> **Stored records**
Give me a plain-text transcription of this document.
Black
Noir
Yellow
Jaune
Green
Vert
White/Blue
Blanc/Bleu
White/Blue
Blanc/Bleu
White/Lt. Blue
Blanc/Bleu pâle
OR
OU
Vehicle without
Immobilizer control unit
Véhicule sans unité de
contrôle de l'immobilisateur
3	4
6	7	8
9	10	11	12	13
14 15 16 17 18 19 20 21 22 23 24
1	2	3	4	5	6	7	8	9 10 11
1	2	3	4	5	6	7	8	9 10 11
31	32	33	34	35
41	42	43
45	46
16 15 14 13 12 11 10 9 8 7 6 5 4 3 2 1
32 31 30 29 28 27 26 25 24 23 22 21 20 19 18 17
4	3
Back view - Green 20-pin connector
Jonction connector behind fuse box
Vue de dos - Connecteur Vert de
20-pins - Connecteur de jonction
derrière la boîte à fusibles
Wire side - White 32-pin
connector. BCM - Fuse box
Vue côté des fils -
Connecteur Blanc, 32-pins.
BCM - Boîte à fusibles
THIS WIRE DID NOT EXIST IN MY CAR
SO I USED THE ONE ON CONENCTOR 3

> **TO BE DONE**
Go through the listing above and work out how many lines contain the string "fusibles". Reply with the number alone.

> **RESULT OF THE TASK**
2